[Task inputs]
--------------------
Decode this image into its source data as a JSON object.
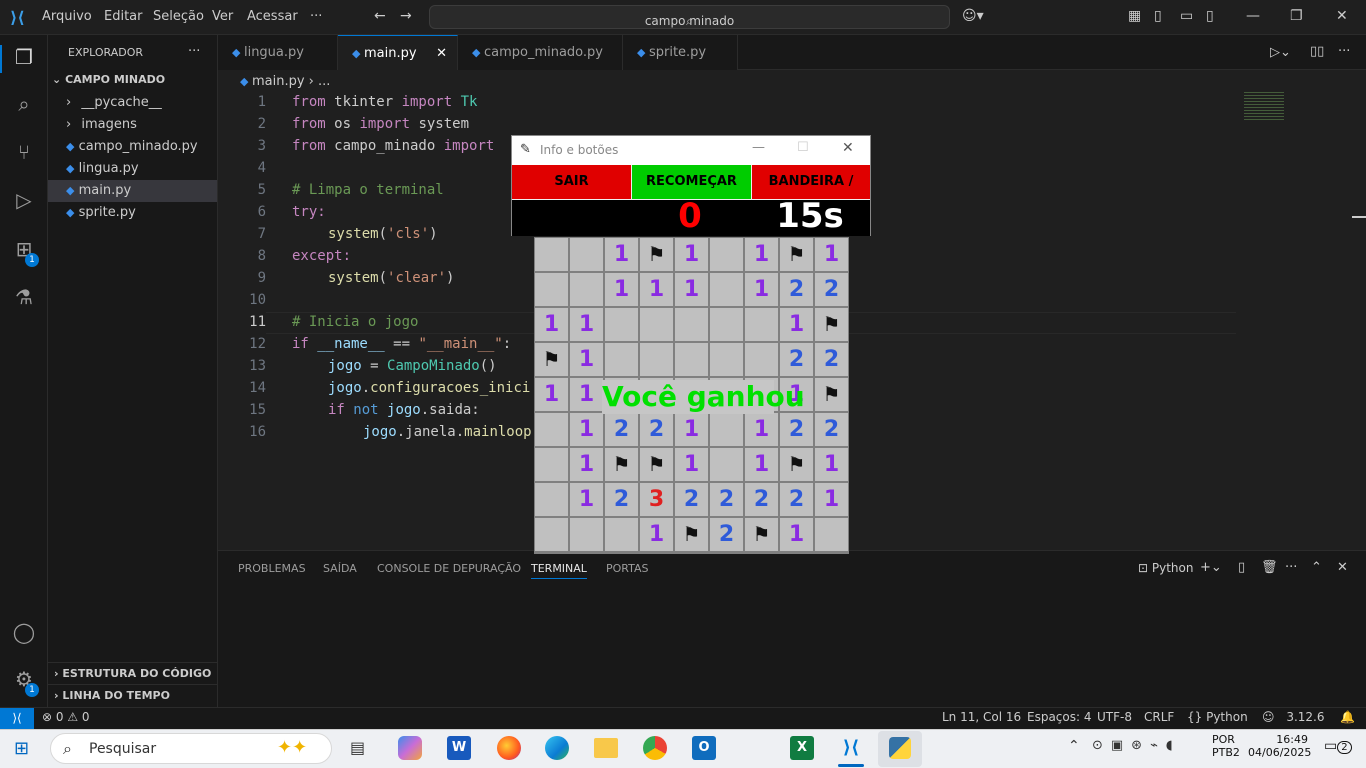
{
  "titlebar": {
    "menu": [
      "Arquivo",
      "Editar",
      "Seleção",
      "Ver",
      "Acessar"
    ],
    "more": "···",
    "search_text": "campo minado"
  },
  "sidebar": {
    "title": "EXPLORADOR",
    "more": "···",
    "project": "CAMPO MINADO",
    "items": [
      {
        "label": "__pycache__",
        "type": "folder"
      },
      {
        "label": "imagens",
        "type": "folder"
      },
      {
        "label": "campo_minado.py",
        "type": "file"
      },
      {
        "label": "lingua.py",
        "type": "file"
      },
      {
        "label": "main.py",
        "type": "file",
        "selected": true
      },
      {
        "label": "sprite.py",
        "type": "file"
      }
    ],
    "outline": "ESTRUTURA DO CÓDIGO",
    "timeline": "LINHA DO TEMPO"
  },
  "activity_badges": {
    "extensions": "1",
    "settings": "1"
  },
  "tabs": [
    {
      "label": "lingua.py"
    },
    {
      "label": "main.py",
      "active": true
    },
    {
      "label": "campo_minado.py"
    },
    {
      "label": "sprite.py"
    }
  ],
  "breadcrumb": {
    "file": "main.py",
    "rest": "..."
  },
  "code_lines": [
    "1",
    "2",
    "3",
    "4",
    "5",
    "6",
    "7",
    "8",
    "9",
    "10",
    "11",
    "12",
    "13",
    "14",
    "15",
    "16"
  ],
  "code": {
    "l1": [
      "from",
      " tkinter ",
      "import",
      " Tk"
    ],
    "l2": [
      "from",
      " os ",
      "import",
      " system"
    ],
    "l3": [
      "from",
      " campo_minado ",
      "import"
    ],
    "l5": "# Limpa o terminal",
    "l6": "try:",
    "l7": [
      "system",
      "(",
      "'cls'",
      ")"
    ],
    "l8": "except:",
    "l9": [
      "system",
      "(",
      "'clear'",
      ")"
    ],
    "l11": "# Inicia o jogo",
    "l12": [
      "if",
      " __name__ ",
      "==",
      " \"__main__\"",
      ":"
    ],
    "l13": [
      "jogo",
      " = ",
      "CampoMinado",
      "()"
    ],
    "l14": [
      "jogo",
      ".",
      "configuracoes_inici"
    ],
    "l15": [
      "if",
      " not ",
      "jogo",
      ".saida:"
    ],
    "l16": [
      "jogo",
      ".janela.",
      "mainloop"
    ]
  },
  "panel": {
    "tabs": [
      "PROBLEMAS",
      "SAÍDA",
      "CONSOLE DE DEPURAÇÃO",
      "TERMINAL",
      "PORTAS"
    ],
    "active": "TERMINAL",
    "terminal_label": "Python"
  },
  "statusbar": {
    "errors": "0",
    "warnings": "0",
    "position": "Ln 11, Col 16",
    "spaces": "Espaços: 4",
    "encoding": "UTF-8",
    "eol": "CRLF",
    "language": "Python",
    "version": "3.12.6"
  },
  "taskbar": {
    "search": "Pesquisar",
    "lang1": "POR",
    "lang2": "PTB2",
    "time": "16:49",
    "date": "04/06/2025",
    "notif": "2"
  },
  "tk": {
    "title": "Info e botões",
    "btn_exit": "SAIR",
    "btn_restart": "RECOMEÇAR",
    "btn_flag": "BANDEIRA / OFF",
    "mines_count": "0",
    "timer": "15s",
    "win_message": "Você ganhou",
    "colors": {
      "exit": "#e00000",
      "restart": "#00cc00",
      "flag": "#e00000",
      "one": "#8a2be2",
      "two": "#2f5bd9",
      "three": "#e02020",
      "win": "#00e000"
    },
    "board": [
      [
        "",
        "",
        "1",
        "F",
        "1",
        "",
        "1",
        "F",
        "1"
      ],
      [
        "",
        "",
        "1",
        "1",
        "1",
        "",
        "1",
        "2",
        "2"
      ],
      [
        "1",
        "1",
        "",
        "",
        "",
        "",
        "",
        "1",
        "F"
      ],
      [
        "F",
        "1",
        "",
        "",
        "",
        "",
        "",
        "2",
        "2"
      ],
      [
        "1",
        "1",
        "",
        "",
        "",
        "",
        "",
        "1",
        "F"
      ],
      [
        "",
        "1",
        "2",
        "2",
        "1",
        "",
        "1",
        "2",
        "2"
      ],
      [
        "",
        "1",
        "F",
        "F",
        "1",
        "",
        "1",
        "F",
        "1"
      ],
      [
        "",
        "1",
        "2",
        "3",
        "2",
        "2",
        "2",
        "2",
        "1"
      ],
      [
        "",
        "",
        "",
        "1",
        "F",
        "2",
        "F",
        "1",
        ""
      ]
    ]
  }
}
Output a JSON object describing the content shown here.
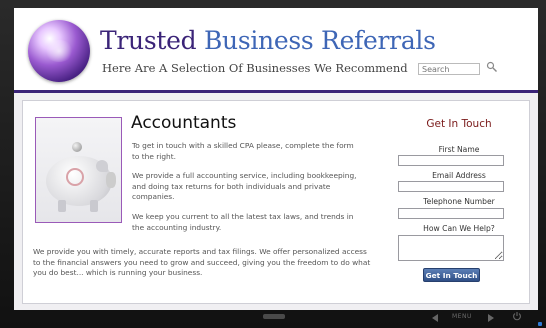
{
  "header": {
    "title_part1": "Trusted ",
    "title_part2": "Business Referrals",
    "tagline": "Here Are A Selection Of Businesses We Recommend",
    "search_placeholder": "Search"
  },
  "main": {
    "heading": "Accountants",
    "paragraphs": [
      "To get in touch with a skilled CPA please, complete the form to the right.",
      "We provide a full accounting service, including bookkeeping, and doing tax returns for both individuals and private companies.",
      "We keep you current to all the latest tax laws, and trends in the accounting industry.",
      "We provide you with timely, accurate reports and tax filings. We offer personalized access to the financial answers you need to grow and succeed, giving you the freedom to do what you do best... which is running your business."
    ]
  },
  "contact_form": {
    "title": "Get In Touch",
    "first_name_label": "First Name",
    "email_label": "Email Address",
    "phone_label": "Telephone Number",
    "help_label": "How Can We Help?",
    "submit_label": "Get In Touch"
  },
  "device": {
    "menu_label": "MENU"
  },
  "icons": [
    "logo-orb-icon",
    "search-icon",
    "piggy-bank-image",
    "nav-left-icon",
    "nav-right-icon",
    "power-icon"
  ],
  "colors": {
    "title_purple": "#3b2478",
    "title_blue": "#3e66b6",
    "form_title": "#7a1a1a",
    "button": "#3a5a94",
    "photo_border": "#9a5ab8"
  }
}
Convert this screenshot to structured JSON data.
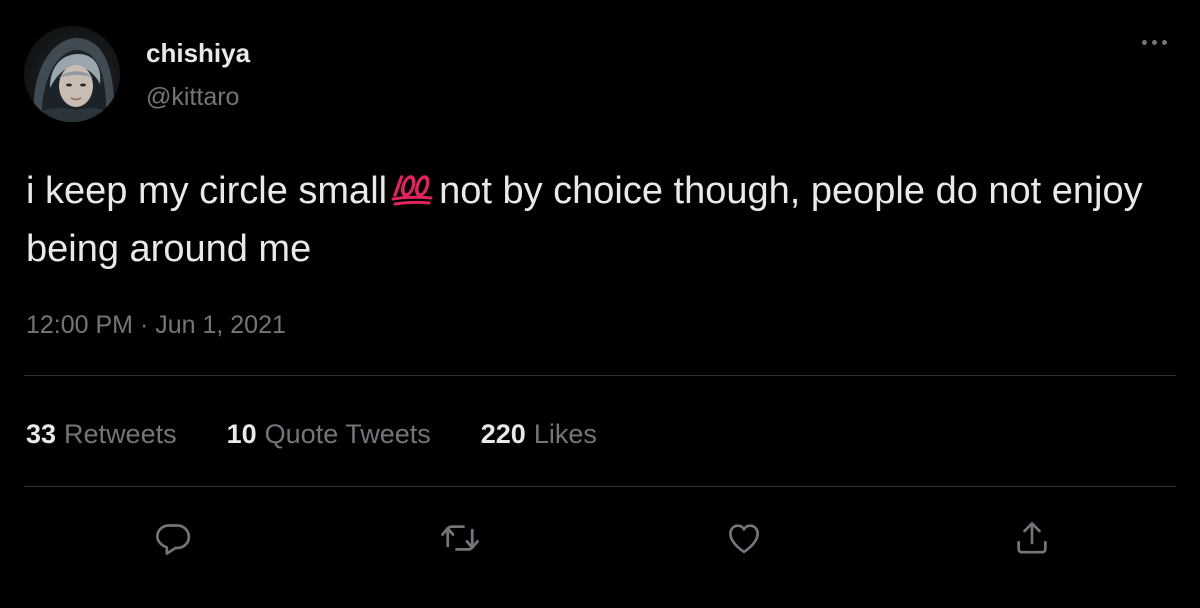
{
  "author": {
    "display_name": "chishiya",
    "handle": "@kittaro"
  },
  "tweet": {
    "text_part1": "i keep my circle small",
    "emoji": "100-emoji",
    "text_part2": "not by choice though, people do not enjoy being around me",
    "timestamp": "12:00 PM · Jun 1, 2021"
  },
  "stats": {
    "retweets_count": "33",
    "retweets_label": "Retweets",
    "quotes_count": "10",
    "quotes_label": "Quote Tweets",
    "likes_count": "220",
    "likes_label": "Likes"
  },
  "actions": {
    "reply_icon": "reply-icon",
    "retweet_icon": "retweet-icon",
    "like_icon": "heart-icon",
    "share_icon": "share-icon"
  },
  "colors": {
    "background": "#000000",
    "primary_text": "#e7e9ea",
    "secondary_text": "#71767b",
    "divider": "#2f3336",
    "emoji_red": "#e0245e"
  }
}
--------------------
[Your goal]
Your task is to gather every line with the word "Python" and copy it.

[Response to the task]
    "terminal_label": "Python"
    "language": "Python",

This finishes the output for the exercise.